__WRITTEN PROBLEM__.
Gather every line from the entries below that includes "country".

__STORED DATA__.
--- BEGIN ---

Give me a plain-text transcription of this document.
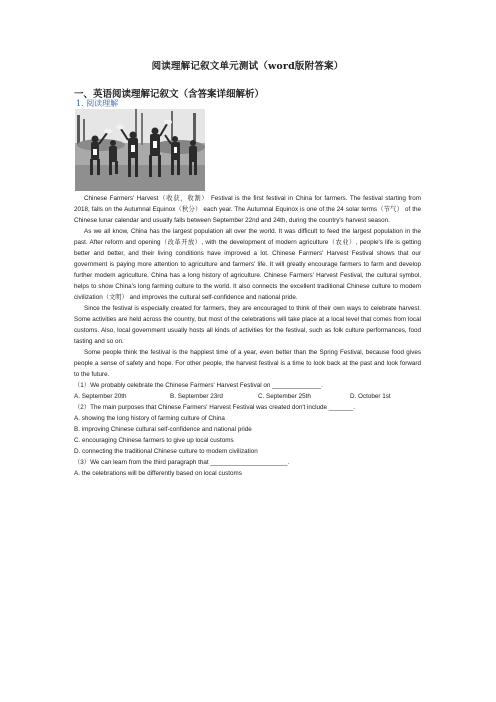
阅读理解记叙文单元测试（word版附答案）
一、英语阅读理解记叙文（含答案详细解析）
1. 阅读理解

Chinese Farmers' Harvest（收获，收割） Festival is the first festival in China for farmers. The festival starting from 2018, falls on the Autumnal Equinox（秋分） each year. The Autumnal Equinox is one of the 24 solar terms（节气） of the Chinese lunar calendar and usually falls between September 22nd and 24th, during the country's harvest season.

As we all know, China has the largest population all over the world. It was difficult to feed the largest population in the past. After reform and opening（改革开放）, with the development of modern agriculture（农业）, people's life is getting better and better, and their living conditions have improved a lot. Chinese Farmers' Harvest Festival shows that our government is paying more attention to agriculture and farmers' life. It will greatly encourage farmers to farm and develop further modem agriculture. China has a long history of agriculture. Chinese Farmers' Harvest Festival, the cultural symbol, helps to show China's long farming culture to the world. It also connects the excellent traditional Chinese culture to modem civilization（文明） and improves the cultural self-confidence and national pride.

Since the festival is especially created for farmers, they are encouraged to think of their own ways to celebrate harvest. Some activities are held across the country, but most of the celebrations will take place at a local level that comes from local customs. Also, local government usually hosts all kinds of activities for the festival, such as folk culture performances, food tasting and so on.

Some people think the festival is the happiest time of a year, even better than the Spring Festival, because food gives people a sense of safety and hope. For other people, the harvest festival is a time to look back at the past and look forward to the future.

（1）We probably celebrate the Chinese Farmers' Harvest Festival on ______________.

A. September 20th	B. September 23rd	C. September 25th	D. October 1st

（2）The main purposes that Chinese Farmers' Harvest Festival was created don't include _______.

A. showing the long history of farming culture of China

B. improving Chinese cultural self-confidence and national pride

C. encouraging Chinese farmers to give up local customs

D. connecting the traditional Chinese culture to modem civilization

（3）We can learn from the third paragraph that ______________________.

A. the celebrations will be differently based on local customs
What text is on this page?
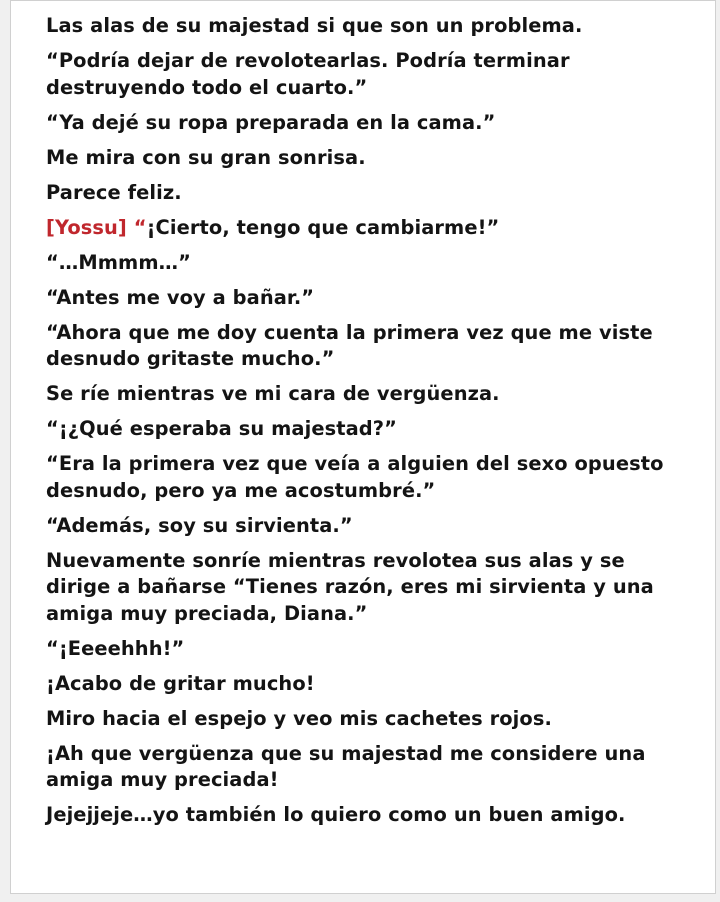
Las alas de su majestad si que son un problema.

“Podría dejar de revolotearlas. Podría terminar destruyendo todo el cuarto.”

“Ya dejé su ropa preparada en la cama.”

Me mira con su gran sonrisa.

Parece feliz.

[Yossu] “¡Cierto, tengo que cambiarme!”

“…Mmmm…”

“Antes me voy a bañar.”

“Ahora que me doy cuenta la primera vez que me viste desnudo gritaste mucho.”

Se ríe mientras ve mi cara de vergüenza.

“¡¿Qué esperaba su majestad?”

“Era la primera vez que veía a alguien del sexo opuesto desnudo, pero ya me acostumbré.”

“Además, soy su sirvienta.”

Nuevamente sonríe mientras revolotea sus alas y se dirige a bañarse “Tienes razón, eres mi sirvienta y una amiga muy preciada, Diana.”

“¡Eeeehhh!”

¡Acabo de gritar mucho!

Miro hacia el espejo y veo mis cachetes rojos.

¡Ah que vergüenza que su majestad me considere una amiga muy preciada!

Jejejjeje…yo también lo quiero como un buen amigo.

--- END ---
--- BEGIN ---

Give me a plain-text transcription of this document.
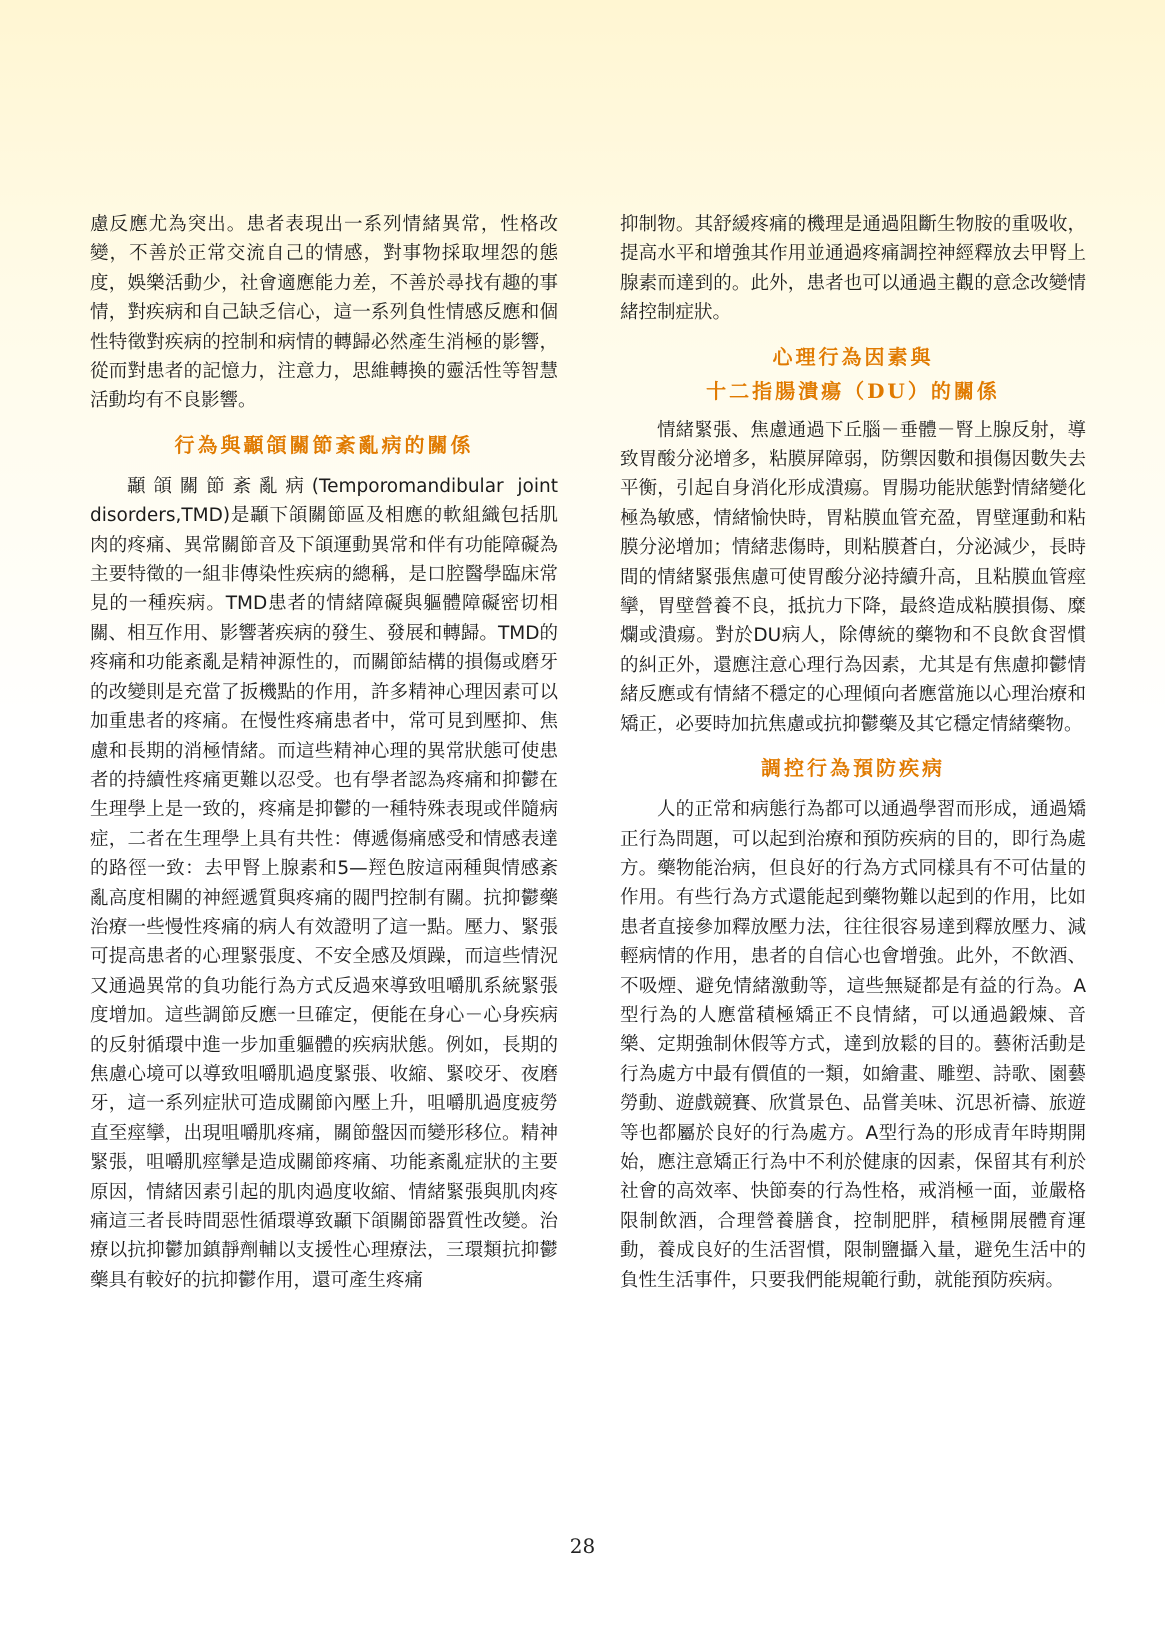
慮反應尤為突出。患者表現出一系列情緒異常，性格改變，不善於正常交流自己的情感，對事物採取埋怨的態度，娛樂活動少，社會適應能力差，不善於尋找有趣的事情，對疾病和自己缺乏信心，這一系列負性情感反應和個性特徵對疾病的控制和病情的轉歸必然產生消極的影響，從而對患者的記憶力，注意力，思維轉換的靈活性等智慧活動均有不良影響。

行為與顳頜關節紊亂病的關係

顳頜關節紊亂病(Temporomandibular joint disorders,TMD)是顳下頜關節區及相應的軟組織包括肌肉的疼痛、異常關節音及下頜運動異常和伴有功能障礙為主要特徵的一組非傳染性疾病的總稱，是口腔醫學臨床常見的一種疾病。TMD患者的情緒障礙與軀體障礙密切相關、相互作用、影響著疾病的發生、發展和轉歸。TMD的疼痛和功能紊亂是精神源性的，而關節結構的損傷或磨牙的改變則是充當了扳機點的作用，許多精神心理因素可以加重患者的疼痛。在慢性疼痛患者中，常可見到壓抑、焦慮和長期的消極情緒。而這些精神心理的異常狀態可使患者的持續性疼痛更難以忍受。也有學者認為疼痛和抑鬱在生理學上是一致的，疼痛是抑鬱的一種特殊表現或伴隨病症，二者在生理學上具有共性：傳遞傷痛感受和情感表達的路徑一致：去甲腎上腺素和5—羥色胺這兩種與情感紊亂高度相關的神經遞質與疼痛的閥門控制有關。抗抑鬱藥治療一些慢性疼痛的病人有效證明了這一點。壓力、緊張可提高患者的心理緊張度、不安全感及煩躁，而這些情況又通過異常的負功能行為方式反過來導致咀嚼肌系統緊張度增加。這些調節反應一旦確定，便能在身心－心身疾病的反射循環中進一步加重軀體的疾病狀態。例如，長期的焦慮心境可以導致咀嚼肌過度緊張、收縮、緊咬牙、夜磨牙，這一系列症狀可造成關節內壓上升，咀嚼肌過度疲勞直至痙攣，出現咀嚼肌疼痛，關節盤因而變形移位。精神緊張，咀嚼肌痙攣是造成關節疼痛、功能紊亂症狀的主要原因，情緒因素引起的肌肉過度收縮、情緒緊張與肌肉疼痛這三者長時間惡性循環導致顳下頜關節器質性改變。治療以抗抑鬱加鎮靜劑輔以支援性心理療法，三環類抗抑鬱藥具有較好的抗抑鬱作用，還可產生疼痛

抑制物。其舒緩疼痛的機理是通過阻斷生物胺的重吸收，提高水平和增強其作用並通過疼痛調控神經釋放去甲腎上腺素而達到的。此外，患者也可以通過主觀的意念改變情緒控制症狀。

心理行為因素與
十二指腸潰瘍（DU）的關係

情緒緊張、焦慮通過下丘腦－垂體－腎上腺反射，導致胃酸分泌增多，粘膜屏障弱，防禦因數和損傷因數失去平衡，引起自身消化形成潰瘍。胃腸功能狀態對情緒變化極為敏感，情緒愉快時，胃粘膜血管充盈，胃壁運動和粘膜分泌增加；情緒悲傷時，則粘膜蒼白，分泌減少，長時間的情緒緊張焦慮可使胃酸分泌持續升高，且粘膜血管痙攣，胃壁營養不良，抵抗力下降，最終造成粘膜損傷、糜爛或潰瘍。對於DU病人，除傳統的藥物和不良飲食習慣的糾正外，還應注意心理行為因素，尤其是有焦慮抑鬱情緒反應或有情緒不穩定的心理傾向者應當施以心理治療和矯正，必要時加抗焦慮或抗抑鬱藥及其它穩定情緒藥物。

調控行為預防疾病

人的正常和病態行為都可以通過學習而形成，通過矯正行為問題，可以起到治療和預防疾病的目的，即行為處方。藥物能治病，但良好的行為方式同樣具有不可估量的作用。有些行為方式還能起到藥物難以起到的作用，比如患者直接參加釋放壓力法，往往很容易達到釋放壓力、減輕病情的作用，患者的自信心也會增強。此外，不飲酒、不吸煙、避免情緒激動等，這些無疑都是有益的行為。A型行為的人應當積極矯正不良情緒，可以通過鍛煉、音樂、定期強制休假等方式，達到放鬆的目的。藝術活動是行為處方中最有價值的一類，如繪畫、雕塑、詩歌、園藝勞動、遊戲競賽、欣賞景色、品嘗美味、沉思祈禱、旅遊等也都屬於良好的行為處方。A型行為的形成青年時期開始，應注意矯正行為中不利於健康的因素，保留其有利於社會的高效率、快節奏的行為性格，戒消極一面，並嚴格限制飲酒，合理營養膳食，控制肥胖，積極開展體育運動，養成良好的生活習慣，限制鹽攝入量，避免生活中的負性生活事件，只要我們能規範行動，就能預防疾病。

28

--- END ---

__EXERCISE OUTPUT__.
Chinese Farmers' Harvest（收获，收割） Festival is the first festival in China for farmers. The festival starting from 2018, falls on the Autumnal Equinox（秋分） each year. The Autumnal Equinox is one of the 24 solar terms（节气） of the Chinese lunar calendar and usually falls between September 22nd and 24th, during the country's harvest season.
Since the festival is especially created for farmers, they are encouraged to think of their own ways to celebrate harvest. Some activities are held across the country, but most of the celebrations will take place at a local level that comes from local customs. Also, local government usually hosts all kinds of activities for the festival, such as folk culture performances, food tasting and so on.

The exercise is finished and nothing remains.